**What you are asked to do:** Of all the lines in the material, how many contain the word "with"? State the number alone.

Extracted records
++++
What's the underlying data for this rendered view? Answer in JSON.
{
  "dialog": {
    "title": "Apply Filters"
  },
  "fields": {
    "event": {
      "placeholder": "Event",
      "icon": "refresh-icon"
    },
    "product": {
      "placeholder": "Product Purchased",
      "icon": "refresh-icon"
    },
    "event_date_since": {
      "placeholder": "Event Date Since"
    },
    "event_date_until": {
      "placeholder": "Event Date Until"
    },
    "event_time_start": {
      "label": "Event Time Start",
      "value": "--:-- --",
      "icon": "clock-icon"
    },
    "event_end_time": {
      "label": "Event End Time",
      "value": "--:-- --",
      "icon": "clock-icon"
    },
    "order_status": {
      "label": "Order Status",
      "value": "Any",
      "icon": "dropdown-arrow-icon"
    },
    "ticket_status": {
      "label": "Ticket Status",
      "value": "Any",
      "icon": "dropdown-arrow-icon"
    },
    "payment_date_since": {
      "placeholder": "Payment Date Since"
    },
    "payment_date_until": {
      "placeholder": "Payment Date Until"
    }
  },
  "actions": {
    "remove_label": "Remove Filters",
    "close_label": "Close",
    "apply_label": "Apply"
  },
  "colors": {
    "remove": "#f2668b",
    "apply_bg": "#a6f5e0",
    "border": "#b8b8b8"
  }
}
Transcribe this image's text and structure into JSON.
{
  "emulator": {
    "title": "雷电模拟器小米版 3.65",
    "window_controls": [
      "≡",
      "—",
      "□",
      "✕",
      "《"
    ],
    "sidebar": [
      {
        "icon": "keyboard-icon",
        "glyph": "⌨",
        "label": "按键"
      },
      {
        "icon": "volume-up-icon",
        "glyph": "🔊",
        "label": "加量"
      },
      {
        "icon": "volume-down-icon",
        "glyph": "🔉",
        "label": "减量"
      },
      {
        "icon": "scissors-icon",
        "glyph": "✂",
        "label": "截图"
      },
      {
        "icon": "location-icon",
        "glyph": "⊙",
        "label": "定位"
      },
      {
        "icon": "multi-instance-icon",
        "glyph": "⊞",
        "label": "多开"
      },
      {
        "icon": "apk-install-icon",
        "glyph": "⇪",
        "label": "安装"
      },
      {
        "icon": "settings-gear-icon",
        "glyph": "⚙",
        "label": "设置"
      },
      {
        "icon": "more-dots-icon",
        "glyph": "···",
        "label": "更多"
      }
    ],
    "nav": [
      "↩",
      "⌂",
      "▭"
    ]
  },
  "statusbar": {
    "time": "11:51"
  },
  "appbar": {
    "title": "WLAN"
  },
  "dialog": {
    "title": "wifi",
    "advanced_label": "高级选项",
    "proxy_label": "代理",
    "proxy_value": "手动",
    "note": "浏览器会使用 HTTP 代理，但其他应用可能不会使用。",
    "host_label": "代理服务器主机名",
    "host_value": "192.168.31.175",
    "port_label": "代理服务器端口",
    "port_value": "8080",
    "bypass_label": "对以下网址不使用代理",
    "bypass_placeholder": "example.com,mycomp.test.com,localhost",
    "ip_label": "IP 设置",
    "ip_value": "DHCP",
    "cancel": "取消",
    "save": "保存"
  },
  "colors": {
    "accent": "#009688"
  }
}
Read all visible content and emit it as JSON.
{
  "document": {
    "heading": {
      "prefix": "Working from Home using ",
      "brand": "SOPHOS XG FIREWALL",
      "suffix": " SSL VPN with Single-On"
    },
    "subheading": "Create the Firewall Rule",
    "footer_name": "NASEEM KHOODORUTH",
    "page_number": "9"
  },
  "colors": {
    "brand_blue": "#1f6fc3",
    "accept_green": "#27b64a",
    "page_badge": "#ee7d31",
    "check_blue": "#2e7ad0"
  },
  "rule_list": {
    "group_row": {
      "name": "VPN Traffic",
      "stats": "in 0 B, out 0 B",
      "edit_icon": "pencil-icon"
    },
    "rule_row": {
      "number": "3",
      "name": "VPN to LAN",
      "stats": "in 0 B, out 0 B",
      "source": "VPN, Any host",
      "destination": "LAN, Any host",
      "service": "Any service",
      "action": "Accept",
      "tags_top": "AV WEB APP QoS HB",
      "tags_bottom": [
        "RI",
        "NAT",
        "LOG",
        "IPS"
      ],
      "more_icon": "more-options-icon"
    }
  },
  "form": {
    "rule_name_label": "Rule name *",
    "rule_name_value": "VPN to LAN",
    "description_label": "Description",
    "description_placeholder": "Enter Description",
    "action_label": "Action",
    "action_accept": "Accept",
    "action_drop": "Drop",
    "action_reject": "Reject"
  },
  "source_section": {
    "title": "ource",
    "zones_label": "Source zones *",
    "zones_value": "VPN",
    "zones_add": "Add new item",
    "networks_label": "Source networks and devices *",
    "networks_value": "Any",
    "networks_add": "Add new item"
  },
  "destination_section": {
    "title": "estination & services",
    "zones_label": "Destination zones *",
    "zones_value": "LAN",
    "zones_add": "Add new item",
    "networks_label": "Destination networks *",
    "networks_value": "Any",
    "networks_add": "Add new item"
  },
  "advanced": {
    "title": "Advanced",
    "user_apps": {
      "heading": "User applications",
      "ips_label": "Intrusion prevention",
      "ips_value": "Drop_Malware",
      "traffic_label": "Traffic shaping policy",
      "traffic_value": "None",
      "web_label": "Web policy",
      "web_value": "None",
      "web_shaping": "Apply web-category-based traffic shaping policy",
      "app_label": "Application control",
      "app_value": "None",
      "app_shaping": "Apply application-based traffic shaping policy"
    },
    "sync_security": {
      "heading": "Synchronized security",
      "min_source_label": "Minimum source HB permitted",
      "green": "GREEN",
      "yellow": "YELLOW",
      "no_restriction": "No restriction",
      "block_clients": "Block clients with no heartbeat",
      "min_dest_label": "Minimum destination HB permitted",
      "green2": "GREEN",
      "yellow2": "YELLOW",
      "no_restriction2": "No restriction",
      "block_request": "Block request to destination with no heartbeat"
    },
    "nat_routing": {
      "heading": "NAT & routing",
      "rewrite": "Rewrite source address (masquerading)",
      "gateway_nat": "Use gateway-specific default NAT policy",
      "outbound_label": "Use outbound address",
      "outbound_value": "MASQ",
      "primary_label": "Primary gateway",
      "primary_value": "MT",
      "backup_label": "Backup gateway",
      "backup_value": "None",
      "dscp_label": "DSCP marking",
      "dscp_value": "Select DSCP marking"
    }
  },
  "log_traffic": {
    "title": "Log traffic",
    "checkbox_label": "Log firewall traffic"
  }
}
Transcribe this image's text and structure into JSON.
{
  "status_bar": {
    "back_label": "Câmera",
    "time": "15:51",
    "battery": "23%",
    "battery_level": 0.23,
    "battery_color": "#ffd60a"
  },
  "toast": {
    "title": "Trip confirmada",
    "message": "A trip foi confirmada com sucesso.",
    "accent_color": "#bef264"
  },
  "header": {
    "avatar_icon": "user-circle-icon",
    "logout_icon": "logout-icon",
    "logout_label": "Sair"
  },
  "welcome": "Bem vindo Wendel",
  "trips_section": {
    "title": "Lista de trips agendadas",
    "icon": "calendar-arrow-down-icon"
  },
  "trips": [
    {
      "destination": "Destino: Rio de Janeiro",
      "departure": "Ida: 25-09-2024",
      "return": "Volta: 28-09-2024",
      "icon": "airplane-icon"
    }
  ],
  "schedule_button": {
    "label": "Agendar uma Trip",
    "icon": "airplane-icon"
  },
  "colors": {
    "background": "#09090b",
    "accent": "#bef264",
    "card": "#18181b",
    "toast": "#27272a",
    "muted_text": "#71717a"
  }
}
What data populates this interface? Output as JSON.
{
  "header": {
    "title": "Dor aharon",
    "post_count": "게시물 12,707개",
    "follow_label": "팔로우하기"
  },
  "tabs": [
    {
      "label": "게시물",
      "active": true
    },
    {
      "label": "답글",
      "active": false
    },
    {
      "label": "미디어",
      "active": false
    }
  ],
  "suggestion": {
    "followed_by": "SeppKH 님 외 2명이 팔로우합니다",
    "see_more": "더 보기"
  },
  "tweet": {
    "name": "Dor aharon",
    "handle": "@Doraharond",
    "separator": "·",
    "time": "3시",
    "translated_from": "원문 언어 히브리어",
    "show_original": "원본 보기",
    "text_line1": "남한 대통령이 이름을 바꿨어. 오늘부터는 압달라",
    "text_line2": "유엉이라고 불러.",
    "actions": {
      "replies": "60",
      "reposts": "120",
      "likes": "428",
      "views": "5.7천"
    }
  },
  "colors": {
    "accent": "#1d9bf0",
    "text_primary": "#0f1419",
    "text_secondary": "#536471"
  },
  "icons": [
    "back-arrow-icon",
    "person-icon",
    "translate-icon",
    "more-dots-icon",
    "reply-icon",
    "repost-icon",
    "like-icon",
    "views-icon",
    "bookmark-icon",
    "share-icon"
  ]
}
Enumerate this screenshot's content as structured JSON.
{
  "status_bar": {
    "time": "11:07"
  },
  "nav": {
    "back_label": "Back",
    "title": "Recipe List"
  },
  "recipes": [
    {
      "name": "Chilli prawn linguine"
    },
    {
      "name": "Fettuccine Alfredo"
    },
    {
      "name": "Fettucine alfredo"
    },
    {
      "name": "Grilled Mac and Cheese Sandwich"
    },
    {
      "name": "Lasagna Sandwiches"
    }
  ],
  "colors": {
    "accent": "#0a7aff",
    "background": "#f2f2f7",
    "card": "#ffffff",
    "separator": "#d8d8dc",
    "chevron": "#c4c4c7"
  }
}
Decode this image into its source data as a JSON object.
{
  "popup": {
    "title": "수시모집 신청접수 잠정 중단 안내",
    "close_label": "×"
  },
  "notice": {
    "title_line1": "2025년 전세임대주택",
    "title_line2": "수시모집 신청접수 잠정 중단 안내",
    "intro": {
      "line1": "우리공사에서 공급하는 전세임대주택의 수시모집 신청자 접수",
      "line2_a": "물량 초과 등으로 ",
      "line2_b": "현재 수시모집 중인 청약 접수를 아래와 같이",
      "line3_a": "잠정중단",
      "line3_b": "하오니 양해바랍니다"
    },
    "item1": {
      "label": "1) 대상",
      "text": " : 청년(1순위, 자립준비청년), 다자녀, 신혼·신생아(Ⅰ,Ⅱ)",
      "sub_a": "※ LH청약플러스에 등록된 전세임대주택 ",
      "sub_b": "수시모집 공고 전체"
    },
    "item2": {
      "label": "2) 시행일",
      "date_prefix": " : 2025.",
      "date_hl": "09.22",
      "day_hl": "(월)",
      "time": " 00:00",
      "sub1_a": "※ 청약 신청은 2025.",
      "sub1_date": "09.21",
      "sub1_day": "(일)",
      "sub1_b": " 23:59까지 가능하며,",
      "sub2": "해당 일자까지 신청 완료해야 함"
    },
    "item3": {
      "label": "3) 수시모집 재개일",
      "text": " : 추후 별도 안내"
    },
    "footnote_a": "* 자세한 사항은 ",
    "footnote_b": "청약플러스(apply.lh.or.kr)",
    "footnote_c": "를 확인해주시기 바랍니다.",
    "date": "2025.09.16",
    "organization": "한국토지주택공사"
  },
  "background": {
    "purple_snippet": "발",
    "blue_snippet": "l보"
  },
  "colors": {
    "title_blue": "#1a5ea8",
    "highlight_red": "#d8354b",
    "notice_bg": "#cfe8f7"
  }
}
++++
**Task answer:** 3